[[ MATERIAL FOR THIS TASK open ]]

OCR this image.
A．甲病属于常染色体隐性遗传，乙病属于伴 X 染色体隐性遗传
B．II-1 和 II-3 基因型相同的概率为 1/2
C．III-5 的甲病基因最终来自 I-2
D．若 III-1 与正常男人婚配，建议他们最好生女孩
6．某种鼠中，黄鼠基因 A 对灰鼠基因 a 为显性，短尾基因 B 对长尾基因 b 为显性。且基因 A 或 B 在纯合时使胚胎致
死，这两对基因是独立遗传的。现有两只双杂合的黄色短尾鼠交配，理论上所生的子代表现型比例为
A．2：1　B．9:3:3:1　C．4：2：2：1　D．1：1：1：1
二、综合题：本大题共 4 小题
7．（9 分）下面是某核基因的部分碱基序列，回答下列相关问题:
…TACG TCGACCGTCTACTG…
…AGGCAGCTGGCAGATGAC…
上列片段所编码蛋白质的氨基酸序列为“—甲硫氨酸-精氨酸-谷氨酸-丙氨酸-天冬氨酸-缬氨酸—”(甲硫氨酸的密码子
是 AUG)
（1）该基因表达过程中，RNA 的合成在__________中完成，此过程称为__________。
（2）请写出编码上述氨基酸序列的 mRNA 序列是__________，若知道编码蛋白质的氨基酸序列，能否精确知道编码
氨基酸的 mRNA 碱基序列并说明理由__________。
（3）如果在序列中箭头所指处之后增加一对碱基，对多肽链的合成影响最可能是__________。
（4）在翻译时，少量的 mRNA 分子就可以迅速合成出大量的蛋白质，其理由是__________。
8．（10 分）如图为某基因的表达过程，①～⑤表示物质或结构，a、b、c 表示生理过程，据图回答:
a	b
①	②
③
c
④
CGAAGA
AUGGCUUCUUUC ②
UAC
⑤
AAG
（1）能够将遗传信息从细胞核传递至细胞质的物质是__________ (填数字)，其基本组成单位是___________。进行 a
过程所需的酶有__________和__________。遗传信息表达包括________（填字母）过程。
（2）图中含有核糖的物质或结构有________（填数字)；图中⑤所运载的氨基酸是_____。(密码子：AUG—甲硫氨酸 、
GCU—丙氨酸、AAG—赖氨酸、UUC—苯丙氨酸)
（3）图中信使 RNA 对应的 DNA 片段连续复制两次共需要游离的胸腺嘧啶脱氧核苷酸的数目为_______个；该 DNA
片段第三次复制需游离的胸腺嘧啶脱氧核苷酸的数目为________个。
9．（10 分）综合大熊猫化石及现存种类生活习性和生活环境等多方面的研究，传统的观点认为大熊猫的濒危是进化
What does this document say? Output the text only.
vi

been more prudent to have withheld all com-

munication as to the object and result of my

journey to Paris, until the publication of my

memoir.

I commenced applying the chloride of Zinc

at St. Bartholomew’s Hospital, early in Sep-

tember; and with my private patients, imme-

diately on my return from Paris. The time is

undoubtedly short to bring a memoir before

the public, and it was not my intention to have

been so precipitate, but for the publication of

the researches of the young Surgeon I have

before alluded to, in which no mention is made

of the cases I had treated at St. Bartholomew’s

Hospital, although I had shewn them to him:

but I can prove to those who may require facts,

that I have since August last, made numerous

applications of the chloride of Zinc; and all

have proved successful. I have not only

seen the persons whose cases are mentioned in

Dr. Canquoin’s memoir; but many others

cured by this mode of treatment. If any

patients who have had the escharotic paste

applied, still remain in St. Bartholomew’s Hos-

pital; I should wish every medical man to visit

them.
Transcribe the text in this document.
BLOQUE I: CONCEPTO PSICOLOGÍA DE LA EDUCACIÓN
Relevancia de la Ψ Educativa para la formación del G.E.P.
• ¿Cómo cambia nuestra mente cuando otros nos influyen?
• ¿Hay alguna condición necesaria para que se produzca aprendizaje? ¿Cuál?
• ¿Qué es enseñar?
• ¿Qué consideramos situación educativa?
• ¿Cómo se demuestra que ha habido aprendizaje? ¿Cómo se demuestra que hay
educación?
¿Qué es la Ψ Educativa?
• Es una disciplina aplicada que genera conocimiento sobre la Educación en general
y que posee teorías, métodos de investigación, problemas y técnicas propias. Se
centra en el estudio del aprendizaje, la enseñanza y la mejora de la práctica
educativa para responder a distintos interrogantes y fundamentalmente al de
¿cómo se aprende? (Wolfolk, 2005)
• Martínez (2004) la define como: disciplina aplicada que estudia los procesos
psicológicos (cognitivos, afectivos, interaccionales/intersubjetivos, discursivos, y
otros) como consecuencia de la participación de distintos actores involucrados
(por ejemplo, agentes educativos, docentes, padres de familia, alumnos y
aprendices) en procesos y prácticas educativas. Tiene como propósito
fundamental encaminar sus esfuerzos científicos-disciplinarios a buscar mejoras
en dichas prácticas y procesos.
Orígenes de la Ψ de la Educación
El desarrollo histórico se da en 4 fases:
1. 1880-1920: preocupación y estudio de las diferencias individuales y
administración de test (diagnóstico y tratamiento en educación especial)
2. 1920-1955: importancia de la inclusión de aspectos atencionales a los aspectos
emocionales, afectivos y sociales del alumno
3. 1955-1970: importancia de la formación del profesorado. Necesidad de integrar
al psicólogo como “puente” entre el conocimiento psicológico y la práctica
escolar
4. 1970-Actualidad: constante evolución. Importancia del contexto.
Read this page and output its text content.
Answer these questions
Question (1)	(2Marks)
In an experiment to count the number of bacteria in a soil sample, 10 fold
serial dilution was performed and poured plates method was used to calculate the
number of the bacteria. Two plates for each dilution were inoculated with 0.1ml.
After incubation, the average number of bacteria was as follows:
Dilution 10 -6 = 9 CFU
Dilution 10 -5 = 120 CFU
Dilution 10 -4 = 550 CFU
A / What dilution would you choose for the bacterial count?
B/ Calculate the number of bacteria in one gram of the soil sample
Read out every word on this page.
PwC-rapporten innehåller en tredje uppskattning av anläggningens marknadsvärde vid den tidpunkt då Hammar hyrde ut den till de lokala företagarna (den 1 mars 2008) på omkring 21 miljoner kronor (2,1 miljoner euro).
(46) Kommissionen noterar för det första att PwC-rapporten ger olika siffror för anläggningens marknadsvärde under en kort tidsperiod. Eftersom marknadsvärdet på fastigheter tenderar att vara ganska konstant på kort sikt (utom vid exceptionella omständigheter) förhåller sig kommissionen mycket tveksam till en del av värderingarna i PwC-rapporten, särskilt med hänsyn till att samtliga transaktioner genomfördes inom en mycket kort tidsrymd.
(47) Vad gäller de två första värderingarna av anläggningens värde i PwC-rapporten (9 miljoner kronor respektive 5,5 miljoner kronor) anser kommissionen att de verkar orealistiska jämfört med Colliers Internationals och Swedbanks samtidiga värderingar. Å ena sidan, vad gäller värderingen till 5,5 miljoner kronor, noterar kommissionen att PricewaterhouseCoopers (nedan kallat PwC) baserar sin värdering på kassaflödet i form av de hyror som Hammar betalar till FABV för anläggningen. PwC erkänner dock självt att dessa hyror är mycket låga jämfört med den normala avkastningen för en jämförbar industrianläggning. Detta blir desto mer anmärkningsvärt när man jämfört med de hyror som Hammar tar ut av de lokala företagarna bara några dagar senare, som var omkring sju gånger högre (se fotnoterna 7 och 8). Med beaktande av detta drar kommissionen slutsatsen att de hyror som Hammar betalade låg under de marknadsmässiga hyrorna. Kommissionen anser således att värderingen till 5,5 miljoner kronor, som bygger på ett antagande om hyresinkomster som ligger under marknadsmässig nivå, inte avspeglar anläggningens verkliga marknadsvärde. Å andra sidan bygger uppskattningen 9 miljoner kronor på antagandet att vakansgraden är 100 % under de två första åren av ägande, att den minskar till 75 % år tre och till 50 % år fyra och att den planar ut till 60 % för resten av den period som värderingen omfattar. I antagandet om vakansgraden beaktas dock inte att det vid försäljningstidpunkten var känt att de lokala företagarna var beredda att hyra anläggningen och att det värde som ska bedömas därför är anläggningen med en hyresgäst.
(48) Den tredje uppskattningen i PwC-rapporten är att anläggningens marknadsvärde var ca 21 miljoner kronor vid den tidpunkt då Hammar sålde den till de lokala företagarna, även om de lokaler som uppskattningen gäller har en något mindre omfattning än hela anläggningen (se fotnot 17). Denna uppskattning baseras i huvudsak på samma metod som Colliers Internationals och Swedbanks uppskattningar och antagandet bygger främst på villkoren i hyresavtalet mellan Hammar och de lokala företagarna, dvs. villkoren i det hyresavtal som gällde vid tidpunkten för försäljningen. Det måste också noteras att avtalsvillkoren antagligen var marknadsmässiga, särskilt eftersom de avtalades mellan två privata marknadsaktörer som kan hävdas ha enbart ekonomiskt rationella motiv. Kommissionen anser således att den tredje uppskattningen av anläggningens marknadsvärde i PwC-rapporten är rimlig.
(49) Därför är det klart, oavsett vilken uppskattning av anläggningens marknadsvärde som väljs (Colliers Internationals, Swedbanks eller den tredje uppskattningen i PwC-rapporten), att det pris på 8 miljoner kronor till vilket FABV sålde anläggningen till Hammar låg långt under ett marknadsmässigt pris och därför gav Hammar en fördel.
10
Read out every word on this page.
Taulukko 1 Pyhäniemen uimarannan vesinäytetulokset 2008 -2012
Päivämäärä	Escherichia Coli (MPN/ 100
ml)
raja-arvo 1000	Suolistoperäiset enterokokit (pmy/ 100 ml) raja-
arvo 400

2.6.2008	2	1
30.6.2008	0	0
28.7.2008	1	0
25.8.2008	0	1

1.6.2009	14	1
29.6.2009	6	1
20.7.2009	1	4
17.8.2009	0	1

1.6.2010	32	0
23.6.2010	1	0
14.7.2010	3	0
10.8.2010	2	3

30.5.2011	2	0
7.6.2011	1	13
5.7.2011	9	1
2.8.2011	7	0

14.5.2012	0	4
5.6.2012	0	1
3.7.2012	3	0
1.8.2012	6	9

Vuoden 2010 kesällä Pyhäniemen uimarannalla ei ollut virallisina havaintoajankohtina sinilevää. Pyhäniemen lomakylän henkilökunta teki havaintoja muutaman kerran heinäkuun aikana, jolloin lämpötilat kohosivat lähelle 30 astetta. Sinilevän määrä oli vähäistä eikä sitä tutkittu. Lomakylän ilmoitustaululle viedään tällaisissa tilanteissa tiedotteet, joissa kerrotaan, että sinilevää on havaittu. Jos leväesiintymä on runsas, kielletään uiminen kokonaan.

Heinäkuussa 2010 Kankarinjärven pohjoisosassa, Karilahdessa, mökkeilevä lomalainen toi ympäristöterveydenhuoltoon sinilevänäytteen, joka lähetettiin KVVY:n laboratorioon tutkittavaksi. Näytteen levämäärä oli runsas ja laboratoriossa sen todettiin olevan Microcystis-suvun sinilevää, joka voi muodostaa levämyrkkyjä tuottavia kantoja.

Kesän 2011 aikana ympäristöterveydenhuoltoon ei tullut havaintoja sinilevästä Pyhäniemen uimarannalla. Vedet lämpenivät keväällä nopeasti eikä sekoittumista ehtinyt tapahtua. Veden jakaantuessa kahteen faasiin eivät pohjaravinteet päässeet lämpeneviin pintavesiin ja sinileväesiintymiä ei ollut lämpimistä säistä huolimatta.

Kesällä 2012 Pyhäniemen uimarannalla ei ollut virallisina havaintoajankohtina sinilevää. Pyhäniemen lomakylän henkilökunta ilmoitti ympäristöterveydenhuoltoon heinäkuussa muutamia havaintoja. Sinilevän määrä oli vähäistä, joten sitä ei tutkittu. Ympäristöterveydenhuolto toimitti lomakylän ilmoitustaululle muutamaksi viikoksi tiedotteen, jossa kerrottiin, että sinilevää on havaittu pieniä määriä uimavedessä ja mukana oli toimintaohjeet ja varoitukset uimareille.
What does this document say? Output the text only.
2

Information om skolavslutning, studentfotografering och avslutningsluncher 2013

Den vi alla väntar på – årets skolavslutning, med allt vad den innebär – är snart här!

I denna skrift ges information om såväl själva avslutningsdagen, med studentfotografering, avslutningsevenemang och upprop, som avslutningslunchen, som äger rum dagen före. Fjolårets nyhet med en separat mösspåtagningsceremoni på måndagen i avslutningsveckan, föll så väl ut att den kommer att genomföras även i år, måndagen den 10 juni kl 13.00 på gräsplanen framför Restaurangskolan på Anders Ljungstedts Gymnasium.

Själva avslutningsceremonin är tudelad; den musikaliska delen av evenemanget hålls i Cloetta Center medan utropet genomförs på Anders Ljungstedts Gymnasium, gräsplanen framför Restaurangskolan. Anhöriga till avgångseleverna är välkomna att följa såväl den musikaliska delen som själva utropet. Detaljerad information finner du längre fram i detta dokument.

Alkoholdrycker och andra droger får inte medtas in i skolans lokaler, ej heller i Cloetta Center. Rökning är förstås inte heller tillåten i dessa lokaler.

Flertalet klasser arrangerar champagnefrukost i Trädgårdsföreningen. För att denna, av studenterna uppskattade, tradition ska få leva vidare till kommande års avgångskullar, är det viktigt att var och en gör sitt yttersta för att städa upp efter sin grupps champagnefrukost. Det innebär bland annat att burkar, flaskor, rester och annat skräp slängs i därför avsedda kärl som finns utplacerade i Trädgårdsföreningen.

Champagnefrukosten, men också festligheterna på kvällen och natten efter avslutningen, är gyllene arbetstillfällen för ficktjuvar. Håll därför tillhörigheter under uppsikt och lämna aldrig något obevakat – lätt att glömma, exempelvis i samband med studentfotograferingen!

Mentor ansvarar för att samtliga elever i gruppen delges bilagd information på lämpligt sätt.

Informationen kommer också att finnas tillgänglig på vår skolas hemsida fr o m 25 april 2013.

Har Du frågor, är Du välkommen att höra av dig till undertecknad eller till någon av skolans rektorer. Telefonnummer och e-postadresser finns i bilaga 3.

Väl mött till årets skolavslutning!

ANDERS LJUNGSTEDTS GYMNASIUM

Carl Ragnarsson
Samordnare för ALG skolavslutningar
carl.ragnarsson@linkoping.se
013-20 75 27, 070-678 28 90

[[ MATERIAL FOR THIS TASK closed ]]

▶ **YOUR INSTRUCTIONS**:
Make a list of all lines in the data that contain "gräsplanen".

▶ **REPLY**:
I denna skrift ges information om såväl själva avslutningsdagen, med studentfotografering, avslutningsevenemang och upprop, som avslutningslunchen, som äger rum dagen före. Fjolårets nyhet med en separat mösspåtagningsceremoni på måndagen i avslutningsveckan, föll så väl ut att den kommer att genomföras även i år, måndagen den 10 juni kl 13.00 på gräsplanen framför Restaurangskolan på Anders Ljungstedts Gymnasium.
Själva avslutningsceremonin är tudelad; den musikaliska delen av evenemanget hålls i Cloetta Center medan utropet genomförs på Anders Ljungstedts Gymnasium, gräsplanen framför Restaurangskolan. Anhöriga till avgångseleverna är välkomna att följa såväl den musikaliska delen som själva utropet. Detaljerad information finner du längre fram i detta dokument.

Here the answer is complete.